Read the listing below and copy out every line that holds "graphic".

Start of Material shown

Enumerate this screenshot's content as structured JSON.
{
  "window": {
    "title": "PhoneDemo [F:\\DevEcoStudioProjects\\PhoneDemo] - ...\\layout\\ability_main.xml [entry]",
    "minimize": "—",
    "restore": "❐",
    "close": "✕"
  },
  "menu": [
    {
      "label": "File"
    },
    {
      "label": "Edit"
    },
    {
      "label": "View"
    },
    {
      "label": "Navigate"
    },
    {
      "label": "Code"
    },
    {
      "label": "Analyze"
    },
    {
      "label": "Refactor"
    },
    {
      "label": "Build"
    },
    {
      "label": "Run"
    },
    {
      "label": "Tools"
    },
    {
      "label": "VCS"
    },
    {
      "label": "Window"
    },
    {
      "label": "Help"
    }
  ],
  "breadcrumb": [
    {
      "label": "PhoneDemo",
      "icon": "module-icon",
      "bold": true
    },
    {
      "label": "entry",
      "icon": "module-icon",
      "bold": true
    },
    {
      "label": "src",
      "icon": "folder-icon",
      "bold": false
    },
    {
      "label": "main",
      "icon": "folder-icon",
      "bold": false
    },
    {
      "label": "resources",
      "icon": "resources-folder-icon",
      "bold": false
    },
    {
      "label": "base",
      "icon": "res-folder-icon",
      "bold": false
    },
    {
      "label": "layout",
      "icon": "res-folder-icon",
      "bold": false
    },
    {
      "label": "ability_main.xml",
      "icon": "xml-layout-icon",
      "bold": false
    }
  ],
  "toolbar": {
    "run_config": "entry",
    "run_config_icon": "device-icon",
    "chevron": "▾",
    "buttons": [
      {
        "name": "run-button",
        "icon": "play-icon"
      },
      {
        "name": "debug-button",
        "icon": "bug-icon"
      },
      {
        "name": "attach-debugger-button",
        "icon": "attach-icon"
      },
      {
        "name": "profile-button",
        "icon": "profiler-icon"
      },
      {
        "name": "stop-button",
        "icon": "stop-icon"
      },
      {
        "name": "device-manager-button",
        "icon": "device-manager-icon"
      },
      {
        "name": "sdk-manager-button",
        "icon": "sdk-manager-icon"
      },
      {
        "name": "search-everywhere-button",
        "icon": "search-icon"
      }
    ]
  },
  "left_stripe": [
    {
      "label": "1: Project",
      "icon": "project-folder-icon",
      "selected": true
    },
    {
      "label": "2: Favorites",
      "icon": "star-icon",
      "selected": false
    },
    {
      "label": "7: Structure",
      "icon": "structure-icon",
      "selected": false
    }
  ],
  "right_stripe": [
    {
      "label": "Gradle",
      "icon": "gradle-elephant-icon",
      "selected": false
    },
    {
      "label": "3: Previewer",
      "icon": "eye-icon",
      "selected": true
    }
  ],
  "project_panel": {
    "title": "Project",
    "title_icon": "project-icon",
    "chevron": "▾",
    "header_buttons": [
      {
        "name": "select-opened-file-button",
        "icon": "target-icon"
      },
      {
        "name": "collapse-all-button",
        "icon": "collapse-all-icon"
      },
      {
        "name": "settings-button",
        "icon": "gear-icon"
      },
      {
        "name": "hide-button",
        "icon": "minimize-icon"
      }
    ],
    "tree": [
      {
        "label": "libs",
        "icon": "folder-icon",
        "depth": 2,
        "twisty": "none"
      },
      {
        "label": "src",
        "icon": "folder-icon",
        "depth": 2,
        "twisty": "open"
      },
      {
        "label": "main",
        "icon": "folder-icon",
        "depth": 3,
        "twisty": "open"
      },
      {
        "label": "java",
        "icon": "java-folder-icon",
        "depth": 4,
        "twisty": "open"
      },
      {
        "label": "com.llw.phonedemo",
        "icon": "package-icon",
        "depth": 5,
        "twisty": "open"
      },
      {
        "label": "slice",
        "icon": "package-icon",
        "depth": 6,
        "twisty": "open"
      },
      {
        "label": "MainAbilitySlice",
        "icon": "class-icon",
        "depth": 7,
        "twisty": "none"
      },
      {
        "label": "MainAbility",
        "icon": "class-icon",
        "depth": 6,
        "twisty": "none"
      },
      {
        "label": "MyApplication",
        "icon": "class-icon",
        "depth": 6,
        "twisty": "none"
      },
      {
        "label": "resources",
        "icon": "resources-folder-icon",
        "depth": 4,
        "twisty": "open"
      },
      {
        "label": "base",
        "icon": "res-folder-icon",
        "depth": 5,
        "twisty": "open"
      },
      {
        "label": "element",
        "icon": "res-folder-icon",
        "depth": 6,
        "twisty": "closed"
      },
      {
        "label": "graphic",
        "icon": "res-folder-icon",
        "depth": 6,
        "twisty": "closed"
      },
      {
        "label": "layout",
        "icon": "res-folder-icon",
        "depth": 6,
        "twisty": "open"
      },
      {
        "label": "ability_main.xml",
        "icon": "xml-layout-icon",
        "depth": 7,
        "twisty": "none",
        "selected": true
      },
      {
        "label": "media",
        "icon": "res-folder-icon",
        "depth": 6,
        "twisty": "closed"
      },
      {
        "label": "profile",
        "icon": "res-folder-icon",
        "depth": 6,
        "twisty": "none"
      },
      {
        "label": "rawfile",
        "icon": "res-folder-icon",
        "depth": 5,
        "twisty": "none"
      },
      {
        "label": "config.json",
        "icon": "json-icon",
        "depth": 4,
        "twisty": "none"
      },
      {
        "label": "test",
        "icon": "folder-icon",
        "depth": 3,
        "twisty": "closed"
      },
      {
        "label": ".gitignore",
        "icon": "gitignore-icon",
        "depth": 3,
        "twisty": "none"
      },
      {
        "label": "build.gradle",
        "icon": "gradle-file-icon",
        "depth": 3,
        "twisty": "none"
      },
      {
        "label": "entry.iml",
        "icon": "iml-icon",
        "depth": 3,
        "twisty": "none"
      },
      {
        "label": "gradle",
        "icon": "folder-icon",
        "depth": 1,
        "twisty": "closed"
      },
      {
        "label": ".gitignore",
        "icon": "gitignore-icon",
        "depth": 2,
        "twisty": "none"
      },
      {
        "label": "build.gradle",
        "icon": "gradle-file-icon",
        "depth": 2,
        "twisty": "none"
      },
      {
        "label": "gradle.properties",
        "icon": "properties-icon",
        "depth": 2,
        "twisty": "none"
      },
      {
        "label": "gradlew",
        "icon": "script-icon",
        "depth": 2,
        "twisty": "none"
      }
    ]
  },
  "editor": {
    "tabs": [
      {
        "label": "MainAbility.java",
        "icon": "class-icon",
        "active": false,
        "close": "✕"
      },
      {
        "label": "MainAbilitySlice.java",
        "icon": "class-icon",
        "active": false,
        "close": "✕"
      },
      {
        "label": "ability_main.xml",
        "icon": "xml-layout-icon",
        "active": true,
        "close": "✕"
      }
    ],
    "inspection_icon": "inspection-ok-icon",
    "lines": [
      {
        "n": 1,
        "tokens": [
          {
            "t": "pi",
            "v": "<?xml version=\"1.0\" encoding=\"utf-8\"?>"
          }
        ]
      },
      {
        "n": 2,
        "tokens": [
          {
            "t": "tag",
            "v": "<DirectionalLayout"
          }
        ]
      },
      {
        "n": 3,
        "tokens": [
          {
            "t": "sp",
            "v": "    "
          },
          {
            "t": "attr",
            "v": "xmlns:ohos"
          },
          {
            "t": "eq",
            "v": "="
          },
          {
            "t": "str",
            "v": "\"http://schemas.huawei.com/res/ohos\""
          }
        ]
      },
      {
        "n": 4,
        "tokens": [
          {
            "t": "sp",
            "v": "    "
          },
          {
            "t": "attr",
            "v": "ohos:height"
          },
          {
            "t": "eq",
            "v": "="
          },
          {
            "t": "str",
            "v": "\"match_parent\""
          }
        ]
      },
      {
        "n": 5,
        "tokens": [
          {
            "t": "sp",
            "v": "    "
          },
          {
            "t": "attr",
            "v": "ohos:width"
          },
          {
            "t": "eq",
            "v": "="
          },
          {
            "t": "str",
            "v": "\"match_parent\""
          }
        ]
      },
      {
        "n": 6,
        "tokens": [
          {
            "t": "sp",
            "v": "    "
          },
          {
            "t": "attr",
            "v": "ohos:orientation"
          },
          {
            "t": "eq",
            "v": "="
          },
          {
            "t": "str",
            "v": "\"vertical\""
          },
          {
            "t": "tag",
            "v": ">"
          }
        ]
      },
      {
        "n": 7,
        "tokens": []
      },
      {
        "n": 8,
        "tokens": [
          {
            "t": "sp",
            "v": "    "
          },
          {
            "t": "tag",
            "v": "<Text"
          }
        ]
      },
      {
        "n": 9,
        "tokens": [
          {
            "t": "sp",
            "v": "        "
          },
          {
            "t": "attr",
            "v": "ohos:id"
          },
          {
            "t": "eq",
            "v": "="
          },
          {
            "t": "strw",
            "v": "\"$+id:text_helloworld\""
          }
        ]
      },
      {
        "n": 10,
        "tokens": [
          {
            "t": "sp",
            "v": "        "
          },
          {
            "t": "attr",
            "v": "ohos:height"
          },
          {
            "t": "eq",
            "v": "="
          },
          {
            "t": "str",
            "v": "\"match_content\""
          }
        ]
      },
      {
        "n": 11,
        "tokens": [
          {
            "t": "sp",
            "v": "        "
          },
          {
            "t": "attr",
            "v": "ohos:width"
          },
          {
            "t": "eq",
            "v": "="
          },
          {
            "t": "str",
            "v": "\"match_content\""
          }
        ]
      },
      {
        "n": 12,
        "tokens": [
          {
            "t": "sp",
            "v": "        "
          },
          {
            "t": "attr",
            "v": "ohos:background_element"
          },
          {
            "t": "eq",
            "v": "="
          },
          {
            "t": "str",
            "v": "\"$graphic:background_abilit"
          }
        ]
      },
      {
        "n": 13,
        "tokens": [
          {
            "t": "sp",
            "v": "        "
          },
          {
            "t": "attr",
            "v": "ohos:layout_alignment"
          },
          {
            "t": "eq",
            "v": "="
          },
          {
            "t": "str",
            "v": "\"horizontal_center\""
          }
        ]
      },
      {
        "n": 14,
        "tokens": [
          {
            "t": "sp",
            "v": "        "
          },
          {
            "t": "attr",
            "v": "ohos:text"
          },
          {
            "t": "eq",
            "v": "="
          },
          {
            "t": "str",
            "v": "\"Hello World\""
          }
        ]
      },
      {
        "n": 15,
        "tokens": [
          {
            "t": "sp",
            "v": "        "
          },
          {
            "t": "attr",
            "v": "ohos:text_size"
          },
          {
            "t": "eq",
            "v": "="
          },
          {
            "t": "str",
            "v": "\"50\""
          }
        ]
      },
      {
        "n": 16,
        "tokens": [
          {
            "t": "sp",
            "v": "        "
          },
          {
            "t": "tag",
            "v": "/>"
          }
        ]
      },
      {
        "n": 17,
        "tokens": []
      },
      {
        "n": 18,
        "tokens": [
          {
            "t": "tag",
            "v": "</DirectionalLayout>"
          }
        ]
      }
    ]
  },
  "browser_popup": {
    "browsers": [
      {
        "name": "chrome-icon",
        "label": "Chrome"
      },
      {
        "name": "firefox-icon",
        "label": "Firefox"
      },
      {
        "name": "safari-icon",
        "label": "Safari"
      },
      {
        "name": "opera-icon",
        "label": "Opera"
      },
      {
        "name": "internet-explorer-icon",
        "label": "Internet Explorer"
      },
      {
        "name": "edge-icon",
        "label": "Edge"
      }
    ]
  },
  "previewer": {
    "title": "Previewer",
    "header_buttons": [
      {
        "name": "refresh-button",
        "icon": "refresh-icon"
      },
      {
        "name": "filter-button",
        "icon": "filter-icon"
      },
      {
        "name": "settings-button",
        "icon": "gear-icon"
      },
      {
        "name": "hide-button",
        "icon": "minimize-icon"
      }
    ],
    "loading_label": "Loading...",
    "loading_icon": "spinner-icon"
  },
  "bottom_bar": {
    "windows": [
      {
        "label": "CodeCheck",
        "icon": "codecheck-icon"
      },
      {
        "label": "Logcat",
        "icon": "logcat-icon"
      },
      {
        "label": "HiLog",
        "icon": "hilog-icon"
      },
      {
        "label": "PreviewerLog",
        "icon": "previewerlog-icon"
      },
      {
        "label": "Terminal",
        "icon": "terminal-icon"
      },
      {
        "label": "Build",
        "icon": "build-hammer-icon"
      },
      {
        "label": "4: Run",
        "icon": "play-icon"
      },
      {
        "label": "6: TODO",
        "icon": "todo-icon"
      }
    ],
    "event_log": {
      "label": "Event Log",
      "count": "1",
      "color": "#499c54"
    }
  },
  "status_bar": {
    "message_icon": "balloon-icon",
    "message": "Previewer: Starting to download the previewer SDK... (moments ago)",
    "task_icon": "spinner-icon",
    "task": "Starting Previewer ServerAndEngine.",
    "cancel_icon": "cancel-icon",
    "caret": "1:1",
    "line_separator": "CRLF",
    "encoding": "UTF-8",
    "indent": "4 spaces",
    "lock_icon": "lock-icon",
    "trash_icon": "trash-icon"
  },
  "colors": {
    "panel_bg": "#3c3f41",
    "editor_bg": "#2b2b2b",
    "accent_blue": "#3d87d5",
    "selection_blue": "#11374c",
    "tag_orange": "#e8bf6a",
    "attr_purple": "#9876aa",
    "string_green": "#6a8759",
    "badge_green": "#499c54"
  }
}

End of Material shown

Result:
        "label": "graphic",
            "v": "\"$graphic:background_abilit"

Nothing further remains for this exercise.